Print the data exactly as it is given, please.
□ □ □ □ □
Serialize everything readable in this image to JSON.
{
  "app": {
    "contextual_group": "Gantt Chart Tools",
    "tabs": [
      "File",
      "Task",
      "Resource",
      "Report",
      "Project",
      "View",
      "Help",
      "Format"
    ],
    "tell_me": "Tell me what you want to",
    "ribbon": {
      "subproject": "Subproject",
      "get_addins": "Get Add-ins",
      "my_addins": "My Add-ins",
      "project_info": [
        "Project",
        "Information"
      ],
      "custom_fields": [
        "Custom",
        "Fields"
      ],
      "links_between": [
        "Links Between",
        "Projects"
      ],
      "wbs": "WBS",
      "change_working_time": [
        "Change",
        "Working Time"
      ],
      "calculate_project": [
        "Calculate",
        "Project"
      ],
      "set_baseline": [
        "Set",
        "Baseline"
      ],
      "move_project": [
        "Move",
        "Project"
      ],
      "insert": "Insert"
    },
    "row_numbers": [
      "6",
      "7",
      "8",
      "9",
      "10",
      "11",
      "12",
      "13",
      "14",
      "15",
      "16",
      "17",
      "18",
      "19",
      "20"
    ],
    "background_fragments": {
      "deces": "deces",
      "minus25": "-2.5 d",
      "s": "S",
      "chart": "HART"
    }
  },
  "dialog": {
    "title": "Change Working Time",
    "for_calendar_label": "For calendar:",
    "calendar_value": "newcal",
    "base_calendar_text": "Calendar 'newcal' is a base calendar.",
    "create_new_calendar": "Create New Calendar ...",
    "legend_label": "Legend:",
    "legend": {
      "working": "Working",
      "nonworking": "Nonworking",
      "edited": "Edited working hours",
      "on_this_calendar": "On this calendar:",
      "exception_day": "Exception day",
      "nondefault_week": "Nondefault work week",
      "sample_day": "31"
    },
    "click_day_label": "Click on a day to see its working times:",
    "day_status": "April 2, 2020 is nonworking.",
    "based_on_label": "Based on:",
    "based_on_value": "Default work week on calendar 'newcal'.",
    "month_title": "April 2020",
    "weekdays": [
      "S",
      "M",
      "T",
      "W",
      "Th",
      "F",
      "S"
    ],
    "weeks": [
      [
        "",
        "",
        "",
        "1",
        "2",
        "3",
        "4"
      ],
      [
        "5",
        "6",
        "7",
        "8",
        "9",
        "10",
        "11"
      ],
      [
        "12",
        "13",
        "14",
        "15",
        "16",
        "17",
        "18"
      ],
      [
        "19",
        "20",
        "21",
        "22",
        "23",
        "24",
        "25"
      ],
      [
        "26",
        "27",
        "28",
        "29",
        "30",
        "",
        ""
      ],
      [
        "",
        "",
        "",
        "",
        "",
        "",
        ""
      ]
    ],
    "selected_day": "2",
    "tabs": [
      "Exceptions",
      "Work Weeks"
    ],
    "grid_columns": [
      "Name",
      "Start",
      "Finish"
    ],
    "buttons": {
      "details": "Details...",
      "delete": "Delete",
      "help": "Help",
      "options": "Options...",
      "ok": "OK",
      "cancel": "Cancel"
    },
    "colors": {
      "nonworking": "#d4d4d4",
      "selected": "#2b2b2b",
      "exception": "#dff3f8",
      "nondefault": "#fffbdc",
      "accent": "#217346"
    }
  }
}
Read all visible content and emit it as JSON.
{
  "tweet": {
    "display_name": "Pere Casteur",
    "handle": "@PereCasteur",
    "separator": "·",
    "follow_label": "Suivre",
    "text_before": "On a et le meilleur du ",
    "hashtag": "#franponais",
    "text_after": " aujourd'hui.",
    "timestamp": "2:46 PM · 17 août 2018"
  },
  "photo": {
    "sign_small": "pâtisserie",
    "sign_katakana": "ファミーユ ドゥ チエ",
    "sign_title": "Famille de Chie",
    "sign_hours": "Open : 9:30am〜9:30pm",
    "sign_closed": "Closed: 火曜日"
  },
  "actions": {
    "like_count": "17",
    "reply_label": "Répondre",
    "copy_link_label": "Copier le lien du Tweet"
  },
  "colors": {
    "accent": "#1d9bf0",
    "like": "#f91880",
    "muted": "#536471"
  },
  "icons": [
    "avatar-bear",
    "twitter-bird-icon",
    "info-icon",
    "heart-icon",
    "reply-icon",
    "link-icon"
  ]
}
□ □ □ □ □
_RESULT OF THE TASK_
Serialize everything readable in this image to JSON.
{
  "app": {
    "contextual_group": "Gantt Chart Tools",
    "tabs": [
      "File",
      "Task",
      "Resource",
      "Report",
      "Project",
      "View",
      "Help",
      "Format"
    ],
    "tell_me": "Tell me what you want to",
    "ribbon": {
      "subproject": "Subproject",
      "get_addins": "Get Add-ins",
      "my_addins": "My Add-ins",
      "project_info": [
        "Project",
        "Information"
      ],
      "custom_fields": [
        "Custom",
        "Fields"
      ],
      "links_between": [
        "Links Between",
        "Projects"
      ],
      "wbs": "WBS",
      "change_working_time": [
        "Change",
        "Working Time"
      ],
      "calculate_project": [
        "Calculate",
        "Project"
      ],
      "set_baseline": [
        "Set",
        "Baseline"
      ],
      "move_project": [
        "Move",
        "Project"
      ],
      "insert": "Insert"
    },
    "row_numbers": [
      "6",
      "7",
      "8",
      "9",
      "10",
      "11",
      "12",
      "13",
      "14",
      "15",
      "16",
      "17",
      "18",
      "19",
      "20"
    ],
    "background_fragments": {
      "deces": "deces",
      "minus25": "-2.5 d",
      "s": "S",
      "chart": "HART"
    }
  },
  "dialog": {
    "title": "Change Working Time",
    "for_calendar_label": "For calendar:",
    "calendar_value": "newcal",
    "base_calendar_text": "Calendar 'newcal' is a base calendar.",
    "create_new_calendar": "Create New Calendar ...",
    "legend_label": "Legend:",
    "legend": {
      "working": "Working",
      "nonworking": "Nonworking",
      "edited": "Edited working hours",
      "on_this_calendar": "On this calendar:",
      "exception_day": "Exception day",
      "nondefault_week": "Nondefault work week",
      "sample_day": "31"
    },
    "click_day_label": "Click on a day to see its working times:",
    "day_status": "April 2, 2020 is nonworking.",
    "based_on_label": "Based on:",
    "based_on_value": "Default work week on calendar 'newcal'.",
    "month_title": "April 2020",
    "weekdays": [
      "S",
      "M",
      "T",
      "W",
      "Th",
      "F",
      "S"
    ],
    "weeks": [
      [
        "",
        "",
        "",
        "1",
        "2",
        "3",
        "4"
      ],
      [
        "5",
        "6",
        "7",
        "8",
        "9",
        "10",
        "11"
      ],
      [
        "12",
        "13",
        "14",
        "15",
        "16",
        "17",
        "18"
      ],
      [
        "19",
        "20",
        "21",
        "22",
        "23",
        "24",
        "25"
      ],
      [
        "26",
        "27",
        "28",
        "29",
        "30",
        "",
        ""
      ],
      [
        "",
        "",
        "",
        "",
        "",
        "",
        ""
      ]
    ],
    "selected_day": "2",
    "tabs": [
      "Exceptions",
      "Work Weeks"
    ],
    "grid_columns": [
      "Name",
      "Start",
      "Finish"
    ],
    "buttons": {
      "details": "Details...",
      "delete": "Delete",
      "help": "Help",
      "options": "Options...",
      "ok": "OK",
      "cancel": "Cancel"
    },
    "colors": {
      "nonworking": "#d4d4d4",
      "selected": "#2b2b2b",
      "exception": "#dff3f8",
      "nondefault": "#fffbdc",
      "accent": "#217346"
    }
  }
}
Read all visible content and emit it as JSON.
{
  "tweet": {
    "display_name": "Pere Casteur",
    "handle": "@PereCasteur",
    "separator": "·",
    "follow_label": "Suivre",
    "text_before": "On a et le meilleur du ",
    "hashtag": "#franponais",
    "text_after": " aujourd'hui.",
    "timestamp": "2:46 PM · 17 août 2018"
  },
  "photo": {
    "sign_small": "pâtisserie",
    "sign_katakana": "ファミーユ ドゥ チエ",
    "sign_title": "Famille de Chie",
    "sign_hours": "Open : 9:30am〜9:30pm",
    "sign_closed": "Closed: 火曜日"
  },
  "actions": {
    "like_count": "17",
    "reply_label": "Répondre",
    "copy_link_label": "Copier le lien du Tweet"
  },
  "colors": {
    "accent": "#1d9bf0",
    "like": "#f91880",
    "muted": "#536471"
  },
  "icons": [
    "avatar-bear",
    "twitter-bird-icon",
    "info-icon",
    "heart-icon",
    "reply-icon",
    "link-icon"
  ]
}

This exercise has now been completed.